### TASK MATERIAL ###

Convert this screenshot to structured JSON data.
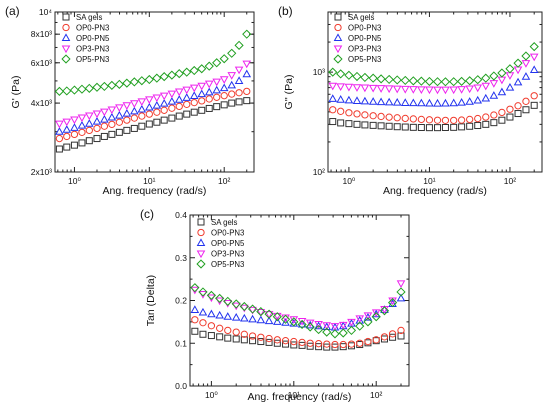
{
  "colors": {
    "SA gels": "#333333",
    "OP0-PN3": "#f03c2e",
    "OP0-PN5": "#2233ee",
    "OP3-PN3": "#ee22ee",
    "OP5-PN3": "#22a022"
  },
  "markers": {
    "SA gels": "square",
    "OP0-PN3": "circle",
    "OP0-PN5": "triangle-up",
    "OP3-PN3": "triangle-down",
    "OP5-PN3": "diamond"
  },
  "chart_data": [
    {
      "panel_label": "(a)",
      "type": "scatter",
      "xscale": "log",
      "yscale": "log",
      "xlabel": "Ang. frequency (rad/s)",
      "ylabel": "G' (Pa)",
      "xlim": [
        0.55,
        250
      ],
      "ylim": [
        2000,
        10000
      ],
      "xticks": [
        {
          "v": 1,
          "label": "10⁰"
        },
        {
          "v": 10,
          "label": "10¹"
        },
        {
          "v": 100,
          "label": "10²"
        }
      ],
      "yticks": [
        {
          "v": 2000,
          "label": "2x10³"
        },
        {
          "v": 4000,
          "label": "4x10³"
        },
        {
          "v": 6000,
          "label": "6x10³"
        },
        {
          "v": 8000,
          "label": "8x10³"
        },
        {
          "v": 10000,
          "label": "10⁴"
        }
      ],
      "legend_position": "top-left",
      "x": [
        0.63,
        0.79,
        1.0,
        1.26,
        1.58,
        2.0,
        2.51,
        3.16,
        3.98,
        5.01,
        6.31,
        7.94,
        10.0,
        12.6,
        15.8,
        20.0,
        25.1,
        31.6,
        39.8,
        50.1,
        63.1,
        79.4,
        100,
        126,
        158,
        200
      ],
      "series": [
        {
          "name": "SA gels",
          "values": [
            2520,
            2570,
            2620,
            2680,
            2740,
            2800,
            2860,
            2920,
            2980,
            3040,
            3100,
            3170,
            3240,
            3300,
            3370,
            3440,
            3510,
            3580,
            3650,
            3720,
            3790,
            3860,
            3930,
            4000,
            4050,
            4100
          ]
        },
        {
          "name": "OP0-PN3",
          "values": [
            2800,
            2860,
            2920,
            2980,
            3040,
            3100,
            3170,
            3230,
            3300,
            3370,
            3440,
            3510,
            3580,
            3650,
            3720,
            3800,
            3870,
            3950,
            4020,
            4090,
            4170,
            4240,
            4310,
            4380,
            4440,
            4500
          ]
        },
        {
          "name": "OP0-PN5",
          "values": [
            3000,
            3060,
            3120,
            3190,
            3250,
            3320,
            3390,
            3460,
            3530,
            3600,
            3680,
            3750,
            3830,
            3900,
            3980,
            4060,
            4140,
            4220,
            4300,
            4380,
            4460,
            4550,
            4650,
            4780,
            5000,
            5350
          ]
        },
        {
          "name": "OP3-PN3",
          "values": [
            3250,
            3320,
            3390,
            3460,
            3530,
            3600,
            3670,
            3750,
            3830,
            3910,
            3990,
            4070,
            4150,
            4230,
            4310,
            4400,
            4490,
            4580,
            4670,
            4760,
            4860,
            4960,
            5080,
            5300,
            5600,
            5950
          ]
        },
        {
          "name": "OP5-PN3",
          "values": [
            4500,
            4520,
            4560,
            4600,
            4640,
            4690,
            4730,
            4780,
            4830,
            4890,
            4950,
            5010,
            5070,
            5140,
            5220,
            5300,
            5380,
            5460,
            5550,
            5650,
            5800,
            6000,
            6250,
            6600,
            7150,
            8000
          ]
        }
      ]
    },
    {
      "panel_label": "(b)",
      "type": "scatter",
      "xscale": "log",
      "yscale": "log",
      "xlabel": "Ang. frequency (rad/s)",
      "ylabel": "G'' (Pa)",
      "xlim": [
        0.55,
        250
      ],
      "ylim": [
        100,
        4000
      ],
      "xticks": [
        {
          "v": 1,
          "label": "10⁰"
        },
        {
          "v": 10,
          "label": "10¹"
        },
        {
          "v": 100,
          "label": "10²"
        }
      ],
      "yticks": [
        {
          "v": 100,
          "label": "10²"
        },
        {
          "v": 1000,
          "label": "10³"
        }
      ],
      "legend_position": "top-left",
      "x": [
        0.63,
        0.79,
        1.0,
        1.26,
        1.58,
        2.0,
        2.51,
        3.16,
        3.98,
        5.01,
        6.31,
        7.94,
        10.0,
        12.6,
        15.8,
        20.0,
        25.1,
        31.6,
        39.8,
        50.1,
        63.1,
        79.4,
        100,
        126,
        158,
        200
      ],
      "series": [
        {
          "name": "SA gels",
          "values": [
            320,
            310,
            305,
            300,
            296,
            293,
            290,
            287,
            284,
            282,
            280,
            279,
            278,
            278,
            279,
            280,
            283,
            287,
            292,
            300,
            312,
            330,
            355,
            385,
            420,
            465
          ]
        },
        {
          "name": "OP0-PN3",
          "values": [
            420,
            405,
            392,
            382,
            373,
            366,
            360,
            354,
            349,
            344,
            340,
            336,
            333,
            330,
            329,
            329,
            331,
            336,
            343,
            355,
            372,
            395,
            425,
            460,
            510,
            580
          ]
        },
        {
          "name": "OP0-PN5",
          "values": [
            540,
            530,
            522,
            515,
            510,
            505,
            501,
            498,
            495,
            492,
            490,
            488,
            486,
            485,
            486,
            489,
            495,
            505,
            520,
            545,
            580,
            630,
            700,
            790,
            900,
            1050
          ]
        },
        {
          "name": "OP3-PN3",
          "values": [
            730,
            720,
            712,
            705,
            700,
            695,
            690,
            686,
            682,
            678,
            675,
            672,
            670,
            668,
            668,
            670,
            675,
            685,
            700,
            730,
            775,
            840,
            930,
            1060,
            1230,
            1430
          ]
        },
        {
          "name": "OP5-PN3",
          "values": [
            1000,
            960,
            930,
            905,
            885,
            870,
            856,
            845,
            835,
            826,
            818,
            812,
            806,
            802,
            800,
            802,
            808,
            820,
            840,
            870,
            915,
            980,
            1080,
            1230,
            1450,
            1800
          ]
        }
      ]
    },
    {
      "panel_label": "(c)",
      "type": "scatter",
      "xscale": "log",
      "yscale": "linear",
      "xlabel": "Ang. frequency (rad/s)",
      "ylabel": "Tan (Delta)",
      "xlim": [
        0.55,
        250
      ],
      "ylim": [
        0.0,
        0.4
      ],
      "xticks": [
        {
          "v": 1,
          "label": "10⁰"
        },
        {
          "v": 10,
          "label": "10¹"
        },
        {
          "v": 100,
          "label": "10²"
        }
      ],
      "yticks": [
        {
          "v": 0.0,
          "label": "0.0"
        },
        {
          "v": 0.1,
          "label": "0.1"
        },
        {
          "v": 0.2,
          "label": "0.2"
        },
        {
          "v": 0.3,
          "label": "0.3"
        },
        {
          "v": 0.4,
          "label": "0.4"
        }
      ],
      "legend_position": "top-left",
      "x": [
        0.63,
        0.79,
        1.0,
        1.26,
        1.58,
        2.0,
        2.51,
        3.16,
        3.98,
        5.01,
        6.31,
        7.94,
        10.0,
        12.6,
        15.8,
        20.0,
        25.1,
        31.6,
        39.8,
        50.1,
        63.1,
        79.4,
        100,
        126,
        158,
        200
      ],
      "series": [
        {
          "name": "SA gels",
          "values": [
            0.128,
            0.121,
            0.118,
            0.115,
            0.112,
            0.11,
            0.108,
            0.106,
            0.104,
            0.102,
            0.1,
            0.098,
            0.096,
            0.095,
            0.093,
            0.092,
            0.091,
            0.091,
            0.092,
            0.094,
            0.097,
            0.101,
            0.106,
            0.11,
            0.114,
            0.117
          ]
        },
        {
          "name": "OP0-PN3",
          "values": [
            0.155,
            0.148,
            0.141,
            0.135,
            0.13,
            0.126,
            0.121,
            0.117,
            0.114,
            0.111,
            0.108,
            0.106,
            0.104,
            0.102,
            0.1,
            0.099,
            0.098,
            0.097,
            0.097,
            0.098,
            0.1,
            0.104,
            0.108,
            0.115,
            0.122,
            0.13
          ]
        },
        {
          "name": "OP0-PN5",
          "values": [
            0.178,
            0.172,
            0.168,
            0.165,
            0.162,
            0.16,
            0.158,
            0.156,
            0.154,
            0.152,
            0.15,
            0.148,
            0.146,
            0.144,
            0.142,
            0.14,
            0.138,
            0.137,
            0.14,
            0.146,
            0.153,
            0.16,
            0.168,
            0.178,
            0.192,
            0.205
          ]
        },
        {
          "name": "OP3-PN3",
          "values": [
            0.225,
            0.215,
            0.207,
            0.2,
            0.194,
            0.188,
            0.183,
            0.178,
            0.173,
            0.168,
            0.164,
            0.16,
            0.156,
            0.152,
            0.148,
            0.145,
            0.142,
            0.14,
            0.143,
            0.15,
            0.158,
            0.165,
            0.172,
            0.18,
            0.2,
            0.24
          ]
        },
        {
          "name": "OP5-PN3",
          "values": [
            0.23,
            0.22,
            0.212,
            0.205,
            0.198,
            0.192,
            0.186,
            0.18,
            0.174,
            0.168,
            0.162,
            0.156,
            0.15,
            0.144,
            0.138,
            0.132,
            0.126,
            0.122,
            0.124,
            0.13,
            0.14,
            0.15,
            0.162,
            0.176,
            0.195,
            0.22
          ]
        }
      ]
    }
  ]
}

###

• JOB: Every line in the data above that contains "triangle" needs to be copied.

• SOLUTION TO THIS PROBLEM:
    "OP0-PN5": "triangle-up",
    "OP3-PN3": "triangle-down",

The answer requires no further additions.